Set problem =
Reproduce all of the listing below without alteration.

Records to use =
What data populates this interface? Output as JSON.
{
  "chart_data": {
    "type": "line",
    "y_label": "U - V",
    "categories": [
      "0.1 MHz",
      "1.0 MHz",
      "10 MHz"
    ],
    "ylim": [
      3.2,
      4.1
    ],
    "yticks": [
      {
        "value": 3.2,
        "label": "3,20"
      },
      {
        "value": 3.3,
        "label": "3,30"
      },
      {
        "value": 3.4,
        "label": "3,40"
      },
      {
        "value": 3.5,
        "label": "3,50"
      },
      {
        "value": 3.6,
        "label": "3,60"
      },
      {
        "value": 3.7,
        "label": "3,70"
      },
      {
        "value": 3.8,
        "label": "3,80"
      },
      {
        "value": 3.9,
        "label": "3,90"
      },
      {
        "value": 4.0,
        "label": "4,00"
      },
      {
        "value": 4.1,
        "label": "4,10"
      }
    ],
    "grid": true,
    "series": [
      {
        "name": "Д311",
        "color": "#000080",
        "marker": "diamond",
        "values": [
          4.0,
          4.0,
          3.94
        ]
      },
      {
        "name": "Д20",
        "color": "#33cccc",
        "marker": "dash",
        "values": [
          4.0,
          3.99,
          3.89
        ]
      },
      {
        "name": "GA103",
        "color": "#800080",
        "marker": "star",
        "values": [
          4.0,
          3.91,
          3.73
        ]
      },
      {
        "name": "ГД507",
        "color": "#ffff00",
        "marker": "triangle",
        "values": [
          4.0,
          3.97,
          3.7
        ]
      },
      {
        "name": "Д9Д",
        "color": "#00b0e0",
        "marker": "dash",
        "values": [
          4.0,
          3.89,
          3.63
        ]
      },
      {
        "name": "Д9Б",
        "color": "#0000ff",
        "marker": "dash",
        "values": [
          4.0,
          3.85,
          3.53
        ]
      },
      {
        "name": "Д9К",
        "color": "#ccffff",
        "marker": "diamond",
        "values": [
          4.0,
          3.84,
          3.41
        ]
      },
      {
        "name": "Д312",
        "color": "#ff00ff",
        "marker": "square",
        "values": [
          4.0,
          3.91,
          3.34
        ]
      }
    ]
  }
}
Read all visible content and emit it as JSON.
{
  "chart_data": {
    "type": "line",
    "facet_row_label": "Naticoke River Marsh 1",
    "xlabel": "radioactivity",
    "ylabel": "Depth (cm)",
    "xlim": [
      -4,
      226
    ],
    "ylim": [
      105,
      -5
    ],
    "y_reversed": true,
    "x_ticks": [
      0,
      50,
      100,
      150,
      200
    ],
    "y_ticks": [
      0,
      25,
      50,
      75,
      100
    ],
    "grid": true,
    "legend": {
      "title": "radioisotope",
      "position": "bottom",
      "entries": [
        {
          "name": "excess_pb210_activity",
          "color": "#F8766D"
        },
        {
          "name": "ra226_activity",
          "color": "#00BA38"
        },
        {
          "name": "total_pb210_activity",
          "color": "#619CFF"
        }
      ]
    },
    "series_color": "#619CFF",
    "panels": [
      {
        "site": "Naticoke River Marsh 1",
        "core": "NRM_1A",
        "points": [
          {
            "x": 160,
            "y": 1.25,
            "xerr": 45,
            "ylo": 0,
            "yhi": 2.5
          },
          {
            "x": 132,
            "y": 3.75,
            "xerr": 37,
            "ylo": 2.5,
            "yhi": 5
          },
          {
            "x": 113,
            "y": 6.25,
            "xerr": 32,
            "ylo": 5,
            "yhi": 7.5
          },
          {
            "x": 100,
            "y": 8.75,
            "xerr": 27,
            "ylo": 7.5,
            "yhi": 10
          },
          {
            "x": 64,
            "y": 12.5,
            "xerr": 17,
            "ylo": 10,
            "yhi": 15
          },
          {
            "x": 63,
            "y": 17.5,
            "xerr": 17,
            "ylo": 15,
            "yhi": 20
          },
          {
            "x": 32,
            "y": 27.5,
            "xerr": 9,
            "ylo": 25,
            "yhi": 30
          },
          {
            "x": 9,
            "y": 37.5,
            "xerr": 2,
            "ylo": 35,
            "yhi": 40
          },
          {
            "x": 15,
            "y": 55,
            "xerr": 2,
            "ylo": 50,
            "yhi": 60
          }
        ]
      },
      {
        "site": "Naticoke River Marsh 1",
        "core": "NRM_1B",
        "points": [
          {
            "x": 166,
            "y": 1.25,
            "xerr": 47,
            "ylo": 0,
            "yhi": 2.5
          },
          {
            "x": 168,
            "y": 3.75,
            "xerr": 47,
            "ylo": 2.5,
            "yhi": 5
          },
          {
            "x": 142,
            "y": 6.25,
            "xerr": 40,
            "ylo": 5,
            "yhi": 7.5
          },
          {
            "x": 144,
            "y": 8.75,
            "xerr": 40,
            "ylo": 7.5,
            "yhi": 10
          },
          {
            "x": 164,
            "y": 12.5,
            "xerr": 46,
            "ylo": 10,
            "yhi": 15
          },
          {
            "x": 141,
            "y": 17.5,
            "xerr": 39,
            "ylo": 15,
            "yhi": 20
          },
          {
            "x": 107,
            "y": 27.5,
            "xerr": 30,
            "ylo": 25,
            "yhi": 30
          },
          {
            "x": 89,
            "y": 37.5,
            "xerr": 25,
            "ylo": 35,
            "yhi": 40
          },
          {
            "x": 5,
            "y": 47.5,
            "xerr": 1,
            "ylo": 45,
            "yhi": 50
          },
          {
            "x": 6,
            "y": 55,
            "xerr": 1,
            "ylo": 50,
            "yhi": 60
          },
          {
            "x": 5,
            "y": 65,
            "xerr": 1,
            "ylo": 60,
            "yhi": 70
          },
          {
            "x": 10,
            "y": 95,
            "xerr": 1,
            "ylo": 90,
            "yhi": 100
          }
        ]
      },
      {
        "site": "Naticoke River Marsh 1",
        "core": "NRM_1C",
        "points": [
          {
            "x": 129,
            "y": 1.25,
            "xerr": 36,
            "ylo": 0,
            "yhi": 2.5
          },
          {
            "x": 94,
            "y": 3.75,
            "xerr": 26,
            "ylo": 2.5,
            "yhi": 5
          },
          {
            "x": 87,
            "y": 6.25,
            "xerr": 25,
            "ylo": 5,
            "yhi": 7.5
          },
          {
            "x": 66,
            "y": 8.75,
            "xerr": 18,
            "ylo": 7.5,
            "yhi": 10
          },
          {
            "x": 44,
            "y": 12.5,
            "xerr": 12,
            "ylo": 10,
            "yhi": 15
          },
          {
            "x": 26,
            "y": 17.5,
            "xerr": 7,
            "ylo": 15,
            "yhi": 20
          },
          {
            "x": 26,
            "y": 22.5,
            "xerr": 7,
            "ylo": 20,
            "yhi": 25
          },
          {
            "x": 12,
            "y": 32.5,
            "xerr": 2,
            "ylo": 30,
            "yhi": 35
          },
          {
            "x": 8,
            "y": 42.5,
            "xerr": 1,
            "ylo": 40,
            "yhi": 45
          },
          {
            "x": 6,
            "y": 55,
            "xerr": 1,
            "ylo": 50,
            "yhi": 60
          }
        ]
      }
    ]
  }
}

Exercise result =
What data populates this interface? Output as JSON.
{
  "chart_data": {
    "type": "line",
    "y_label": "U - V",
    "categories": [
      "0.1 MHz",
      "1.0 MHz",
      "10 MHz"
    ],
    "ylim": [
      3.2,
      4.1
    ],
    "yticks": [
      {
        "value": 3.2,
        "label": "3,20"
      },
      {
        "value": 3.3,
        "label": "3,30"
      },
      {
        "value": 3.4,
        "label": "3,40"
      },
      {
        "value": 3.5,
        "label": "3,50"
      },
      {
        "value": 3.6,
        "label": "3,60"
      },
      {
        "value": 3.7,
        "label": "3,70"
      },
      {
        "value": 3.8,
        "label": "3,80"
      },
      {
        "value": 3.9,
        "label": "3,90"
      },
      {
        "value": 4.0,
        "label": "4,00"
      },
      {
        "value": 4.1,
        "label": "4,10"
      }
    ],
    "grid": true,
    "series": [
      {
        "name": "Д311",
        "color": "#000080",
        "marker": "diamond",
        "values": [
          4.0,
          4.0,
          3.94
        ]
      },
      {
        "name": "Д20",
        "color": "#33cccc",
        "marker": "dash",
        "values": [
          4.0,
          3.99,
          3.89
        ]
      },
      {
        "name": "GA103",
        "color": "#800080",
        "marker": "star",
        "values": [
          4.0,
          3.91,
          3.73
        ]
      },
      {
        "name": "ГД507",
        "color": "#ffff00",
        "marker": "triangle",
        "values": [
          4.0,
          3.97,
          3.7
        ]
      },
      {
        "name": "Д9Д",
        "color": "#00b0e0",
        "marker": "dash",
        "values": [
          4.0,
          3.89,
          3.63
        ]
      },
      {
        "name": "Д9Б",
        "color": "#0000ff",
        "marker": "dash",
        "values": [
          4.0,
          3.85,
          3.53
        ]
      },
      {
        "name": "Д9К",
        "color": "#ccffff",
        "marker": "diamond",
        "values": [
          4.0,
          3.84,
          3.41
        ]
      },
      {
        "name": "Д312",
        "color": "#ff00ff",
        "marker": "square",
        "values": [
          4.0,
          3.91,
          3.34
        ]
      }
    ]
  }
}
Read all visible content and emit it as JSON.
{
  "chart_data": {
    "type": "line",
    "facet_row_label": "Naticoke River Marsh 1",
    "xlabel": "radioactivity",
    "ylabel": "Depth (cm)",
    "xlim": [
      -4,
      226
    ],
    "ylim": [
      105,
      -5
    ],
    "y_reversed": true,
    "x_ticks": [
      0,
      50,
      100,
      150,
      200
    ],
    "y_ticks": [
      0,
      25,
      50,
      75,
      100
    ],
    "grid": true,
    "legend": {
      "title": "radioisotope",
      "position": "bottom",
      "entries": [
        {
          "name": "excess_pb210_activity",
          "color": "#F8766D"
        },
        {
          "name": "ra226_activity",
          "color": "#00BA38"
        },
        {
          "name": "total_pb210_activity",
          "color": "#619CFF"
        }
      ]
    },
    "series_color": "#619CFF",
    "panels": [
      {
        "site": "Naticoke River Marsh 1",
        "core": "NRM_1A",
        "points": [
          {
            "x": 160,
            "y": 1.25,
            "xerr": 45,
            "ylo": 0,
            "yhi": 2.5
          },
          {
            "x": 132,
            "y": 3.75,
            "xerr": 37,
            "ylo": 2.5,
            "yhi": 5
          },
          {
            "x": 113,
            "y": 6.25,
            "xerr": 32,
            "ylo": 5,
            "yhi": 7.5
          },
          {
            "x": 100,
            "y": 8.75,
            "xerr": 27,
            "ylo": 7.5,
            "yhi": 10
          },
          {
            "x": 64,
            "y": 12.5,
            "xerr": 17,
            "ylo": 10,
            "yhi": 15
          },
          {
            "x": 63,
            "y": 17.5,
            "xerr": 17,
            "ylo": 15,
            "yhi": 20
          },
          {
            "x": 32,
            "y": 27.5,
            "xerr": 9,
            "ylo": 25,
            "yhi": 30
          },
          {
            "x": 9,
            "y": 37.5,
            "xerr": 2,
            "ylo": 35,
            "yhi": 40
          },
          {
            "x": 15,
            "y": 55,
            "xerr": 2,
            "ylo": 50,
            "yhi": 60
          }
        ]
      },
      {
        "site": "Naticoke River Marsh 1",
        "core": "NRM_1B",
        "points": [
          {
            "x": 166,
            "y": 1.25,
            "xerr": 47,
            "ylo": 0,
            "yhi": 2.5
          },
          {
            "x": 168,
            "y": 3.75,
            "xerr": 47,
            "ylo": 2.5,
            "yhi": 5
          },
          {
            "x": 142,
            "y": 6.25,
            "xerr": 40,
            "ylo": 5,
            "yhi": 7.5
          },
          {
            "x": 144,
            "y": 8.75,
            "xerr": 40,
            "ylo": 7.5,
            "yhi": 10
          },
          {
            "x": 164,
            "y": 12.5,
            "xerr": 46,
            "ylo": 10,
            "yhi": 15
          },
          {
            "x": 141,
            "y": 17.5,
            "xerr": 39,
            "ylo": 15,
            "yhi": 20
          },
          {
            "x": 107,
            "y": 27.5,
            "xerr": 30,
            "ylo": 25,
            "yhi": 30
          },
          {
            "x": 89,
            "y": 37.5,
            "xerr": 25,
            "ylo": 35,
            "yhi": 40
          },
          {
            "x": 5,
            "y": 47.5,
            "xerr": 1,
            "ylo": 45,
            "yhi": 50
          },
          {
            "x": 6,
            "y": 55,
            "xerr": 1,
            "ylo": 50,
            "yhi": 60
          },
          {
            "x": 5,
            "y": 65,
            "xerr": 1,
            "ylo": 60,
            "yhi": 70
          },
          {
            "x": 10,
            "y": 95,
            "xerr": 1,
            "ylo": 90,
            "yhi": 100
          }
        ]
      },
      {
        "site": "Naticoke River Marsh 1",
        "core": "NRM_1C",
        "points": [
          {
            "x": 129,
            "y": 1.25,
            "xerr": 36,
            "ylo": 0,
            "yhi": 2.5
          },
          {
            "x": 94,
            "y": 3.75,
            "xerr": 26,
            "ylo": 2.5,
            "yhi": 5
          },
          {
            "x": 87,
            "y": 6.25,
            "xerr": 25,
            "ylo": 5,
            "yhi": 7.5
          },
          {
            "x": 66,
            "y": 8.75,
            "xerr": 18,
            "ylo": 7.5,
            "yhi": 10
          },
          {
            "x": 44,
            "y": 12.5,
            "xerr": 12,
            "ylo": 10,
            "yhi": 15
          },
          {
            "x": 26,
            "y": 17.5,
            "xerr": 7,
            "ylo": 15,
            "yhi": 20
          },
          {
            "x": 26,
            "y": 22.5,
            "xerr": 7,
            "ylo": 20,
            "yhi": 25
          },
          {
            "x": 12,
            "y": 32.5,
            "xerr": 2,
            "ylo": 30,
            "yhi": 35
          },
          {
            "x": 8,
            "y": 42.5,
            "xerr": 1,
            "ylo": 40,
            "yhi": 45
          },
          {
            "x": 6,
            "y": 55,
            "xerr": 1,
            "ylo": 50,
            "yhi": 60
          }
        ]
      }
    ]
  }
}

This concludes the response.